Exercise: Provide nothing but the number of lines containing the string "name".

########

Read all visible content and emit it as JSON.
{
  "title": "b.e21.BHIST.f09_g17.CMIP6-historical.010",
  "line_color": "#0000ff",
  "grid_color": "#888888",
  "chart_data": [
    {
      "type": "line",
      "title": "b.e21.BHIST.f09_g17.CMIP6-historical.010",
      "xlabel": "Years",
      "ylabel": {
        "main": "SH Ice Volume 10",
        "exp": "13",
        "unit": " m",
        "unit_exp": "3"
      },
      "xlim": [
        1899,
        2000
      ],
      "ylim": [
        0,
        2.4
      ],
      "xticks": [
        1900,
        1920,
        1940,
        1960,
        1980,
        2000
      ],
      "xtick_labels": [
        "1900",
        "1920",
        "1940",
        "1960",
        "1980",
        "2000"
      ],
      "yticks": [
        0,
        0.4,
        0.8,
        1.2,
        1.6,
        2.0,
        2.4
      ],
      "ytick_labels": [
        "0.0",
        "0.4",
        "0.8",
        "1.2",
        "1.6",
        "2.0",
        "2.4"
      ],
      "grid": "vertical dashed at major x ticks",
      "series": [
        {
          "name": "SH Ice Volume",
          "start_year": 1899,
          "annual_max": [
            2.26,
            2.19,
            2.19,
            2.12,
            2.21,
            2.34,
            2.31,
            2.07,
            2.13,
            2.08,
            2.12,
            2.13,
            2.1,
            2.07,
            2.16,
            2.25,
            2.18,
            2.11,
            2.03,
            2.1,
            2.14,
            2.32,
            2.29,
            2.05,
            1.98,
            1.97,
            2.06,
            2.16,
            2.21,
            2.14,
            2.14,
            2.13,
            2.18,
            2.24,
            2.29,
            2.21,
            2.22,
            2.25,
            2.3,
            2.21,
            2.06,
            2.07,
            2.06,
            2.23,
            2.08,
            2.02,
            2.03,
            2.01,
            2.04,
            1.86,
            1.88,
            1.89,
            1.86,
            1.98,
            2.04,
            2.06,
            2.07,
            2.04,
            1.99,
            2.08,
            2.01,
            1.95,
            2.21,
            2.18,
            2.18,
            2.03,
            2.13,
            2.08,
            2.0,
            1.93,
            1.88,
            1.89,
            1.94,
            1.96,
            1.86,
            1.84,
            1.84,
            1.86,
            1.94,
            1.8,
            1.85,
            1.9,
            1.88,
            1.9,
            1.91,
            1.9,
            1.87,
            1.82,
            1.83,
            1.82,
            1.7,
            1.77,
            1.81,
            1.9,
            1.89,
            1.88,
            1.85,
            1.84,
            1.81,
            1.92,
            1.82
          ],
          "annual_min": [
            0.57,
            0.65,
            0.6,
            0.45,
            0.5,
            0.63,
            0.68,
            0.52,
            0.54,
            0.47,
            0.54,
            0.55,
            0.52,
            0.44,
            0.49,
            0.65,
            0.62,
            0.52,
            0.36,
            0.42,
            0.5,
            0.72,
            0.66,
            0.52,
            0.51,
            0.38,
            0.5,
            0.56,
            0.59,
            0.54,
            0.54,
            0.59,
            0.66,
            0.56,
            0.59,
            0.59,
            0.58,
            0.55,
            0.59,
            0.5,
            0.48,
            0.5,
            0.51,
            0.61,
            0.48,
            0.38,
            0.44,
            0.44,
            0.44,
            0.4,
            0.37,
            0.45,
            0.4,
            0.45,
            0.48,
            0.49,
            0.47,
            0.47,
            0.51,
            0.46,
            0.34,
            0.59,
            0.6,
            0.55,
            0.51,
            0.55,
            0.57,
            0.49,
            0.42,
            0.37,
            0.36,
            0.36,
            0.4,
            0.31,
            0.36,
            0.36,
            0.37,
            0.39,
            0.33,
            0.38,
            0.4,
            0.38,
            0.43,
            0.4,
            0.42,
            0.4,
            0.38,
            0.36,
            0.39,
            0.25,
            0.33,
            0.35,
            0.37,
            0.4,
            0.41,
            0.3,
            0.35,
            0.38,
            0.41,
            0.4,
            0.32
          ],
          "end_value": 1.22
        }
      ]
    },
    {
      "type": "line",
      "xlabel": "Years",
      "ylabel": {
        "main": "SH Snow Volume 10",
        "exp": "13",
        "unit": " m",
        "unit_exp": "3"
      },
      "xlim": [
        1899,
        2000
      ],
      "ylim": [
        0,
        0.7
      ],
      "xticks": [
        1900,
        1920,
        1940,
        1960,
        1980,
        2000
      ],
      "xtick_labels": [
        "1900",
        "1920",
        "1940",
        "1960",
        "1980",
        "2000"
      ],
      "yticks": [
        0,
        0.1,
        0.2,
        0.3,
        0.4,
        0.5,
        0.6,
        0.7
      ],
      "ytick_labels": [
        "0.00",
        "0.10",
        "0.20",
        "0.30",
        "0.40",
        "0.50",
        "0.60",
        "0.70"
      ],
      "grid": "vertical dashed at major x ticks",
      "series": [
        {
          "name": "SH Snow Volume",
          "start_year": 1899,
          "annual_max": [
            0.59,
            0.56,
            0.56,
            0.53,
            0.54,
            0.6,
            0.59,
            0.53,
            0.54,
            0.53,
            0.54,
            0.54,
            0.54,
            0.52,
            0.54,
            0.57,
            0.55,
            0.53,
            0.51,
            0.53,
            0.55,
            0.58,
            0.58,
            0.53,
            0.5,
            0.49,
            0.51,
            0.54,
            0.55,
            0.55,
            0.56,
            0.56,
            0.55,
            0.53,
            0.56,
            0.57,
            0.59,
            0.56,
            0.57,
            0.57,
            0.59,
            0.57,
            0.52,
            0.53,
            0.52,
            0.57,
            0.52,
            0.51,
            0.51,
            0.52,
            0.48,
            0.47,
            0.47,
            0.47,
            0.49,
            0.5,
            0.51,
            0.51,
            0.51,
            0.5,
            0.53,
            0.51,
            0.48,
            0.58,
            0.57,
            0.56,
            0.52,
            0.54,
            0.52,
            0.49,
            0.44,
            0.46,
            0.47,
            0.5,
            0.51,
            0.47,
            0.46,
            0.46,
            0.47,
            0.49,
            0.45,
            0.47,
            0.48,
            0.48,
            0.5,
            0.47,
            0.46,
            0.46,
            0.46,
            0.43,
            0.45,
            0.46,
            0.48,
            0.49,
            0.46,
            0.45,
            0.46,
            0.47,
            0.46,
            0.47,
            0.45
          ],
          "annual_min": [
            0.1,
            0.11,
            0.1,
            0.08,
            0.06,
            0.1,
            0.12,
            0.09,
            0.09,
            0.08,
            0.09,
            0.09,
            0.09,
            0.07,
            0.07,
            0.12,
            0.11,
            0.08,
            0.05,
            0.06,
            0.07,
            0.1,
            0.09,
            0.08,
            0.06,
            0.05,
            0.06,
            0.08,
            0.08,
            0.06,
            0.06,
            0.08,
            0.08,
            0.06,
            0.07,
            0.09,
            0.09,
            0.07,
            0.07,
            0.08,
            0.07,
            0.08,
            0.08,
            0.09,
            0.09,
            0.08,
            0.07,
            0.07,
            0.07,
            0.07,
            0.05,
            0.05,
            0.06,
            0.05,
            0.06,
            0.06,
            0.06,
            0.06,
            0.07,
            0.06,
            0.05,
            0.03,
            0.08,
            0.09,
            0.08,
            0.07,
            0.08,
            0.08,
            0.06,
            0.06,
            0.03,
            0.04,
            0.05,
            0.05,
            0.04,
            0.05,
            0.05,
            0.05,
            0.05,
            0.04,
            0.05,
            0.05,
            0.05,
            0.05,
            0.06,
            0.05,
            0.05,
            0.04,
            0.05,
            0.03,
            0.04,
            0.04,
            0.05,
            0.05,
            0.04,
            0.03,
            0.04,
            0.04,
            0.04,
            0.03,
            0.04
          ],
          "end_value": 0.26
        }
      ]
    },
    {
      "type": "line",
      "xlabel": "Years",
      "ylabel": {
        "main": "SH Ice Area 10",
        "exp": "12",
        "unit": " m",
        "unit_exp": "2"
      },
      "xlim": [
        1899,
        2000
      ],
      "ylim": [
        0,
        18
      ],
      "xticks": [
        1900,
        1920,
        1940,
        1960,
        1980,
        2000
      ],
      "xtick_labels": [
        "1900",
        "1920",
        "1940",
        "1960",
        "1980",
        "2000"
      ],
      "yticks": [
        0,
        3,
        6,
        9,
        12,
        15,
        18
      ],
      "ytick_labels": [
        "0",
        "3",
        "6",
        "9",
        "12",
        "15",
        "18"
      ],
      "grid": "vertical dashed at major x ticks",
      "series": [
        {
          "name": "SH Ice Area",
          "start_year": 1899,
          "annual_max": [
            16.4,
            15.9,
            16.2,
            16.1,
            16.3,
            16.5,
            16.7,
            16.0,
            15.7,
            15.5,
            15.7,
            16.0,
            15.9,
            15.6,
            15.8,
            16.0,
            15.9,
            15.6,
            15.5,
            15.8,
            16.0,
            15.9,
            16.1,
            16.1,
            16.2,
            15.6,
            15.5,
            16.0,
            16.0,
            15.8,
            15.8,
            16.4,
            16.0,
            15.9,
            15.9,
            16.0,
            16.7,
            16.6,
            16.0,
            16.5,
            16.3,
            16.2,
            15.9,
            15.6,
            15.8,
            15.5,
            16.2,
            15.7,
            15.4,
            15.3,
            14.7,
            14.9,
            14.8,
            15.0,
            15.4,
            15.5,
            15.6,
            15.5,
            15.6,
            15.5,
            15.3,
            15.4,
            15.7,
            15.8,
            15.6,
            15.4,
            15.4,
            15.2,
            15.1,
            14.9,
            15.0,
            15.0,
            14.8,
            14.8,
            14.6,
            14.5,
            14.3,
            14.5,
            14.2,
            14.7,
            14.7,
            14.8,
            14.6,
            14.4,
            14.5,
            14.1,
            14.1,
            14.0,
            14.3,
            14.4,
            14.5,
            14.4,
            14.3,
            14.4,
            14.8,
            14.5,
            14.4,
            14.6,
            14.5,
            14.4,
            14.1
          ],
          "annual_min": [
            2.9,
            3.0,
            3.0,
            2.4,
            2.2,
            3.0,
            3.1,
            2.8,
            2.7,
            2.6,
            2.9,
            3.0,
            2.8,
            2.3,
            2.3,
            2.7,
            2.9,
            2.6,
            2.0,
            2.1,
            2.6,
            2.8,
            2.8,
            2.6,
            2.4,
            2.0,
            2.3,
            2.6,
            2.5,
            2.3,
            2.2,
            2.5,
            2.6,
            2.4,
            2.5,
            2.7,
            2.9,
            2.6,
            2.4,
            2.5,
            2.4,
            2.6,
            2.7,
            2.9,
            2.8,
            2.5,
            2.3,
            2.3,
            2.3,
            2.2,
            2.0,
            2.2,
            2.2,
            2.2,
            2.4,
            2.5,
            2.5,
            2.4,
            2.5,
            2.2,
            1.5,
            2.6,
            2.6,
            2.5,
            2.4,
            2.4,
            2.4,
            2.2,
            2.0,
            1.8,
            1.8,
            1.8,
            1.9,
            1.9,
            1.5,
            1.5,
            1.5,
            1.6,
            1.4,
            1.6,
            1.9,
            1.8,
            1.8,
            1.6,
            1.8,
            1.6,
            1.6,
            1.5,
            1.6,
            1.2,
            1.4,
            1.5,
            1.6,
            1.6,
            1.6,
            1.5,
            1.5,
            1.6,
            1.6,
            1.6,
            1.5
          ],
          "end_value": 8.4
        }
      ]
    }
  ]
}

########

Expected answer: 3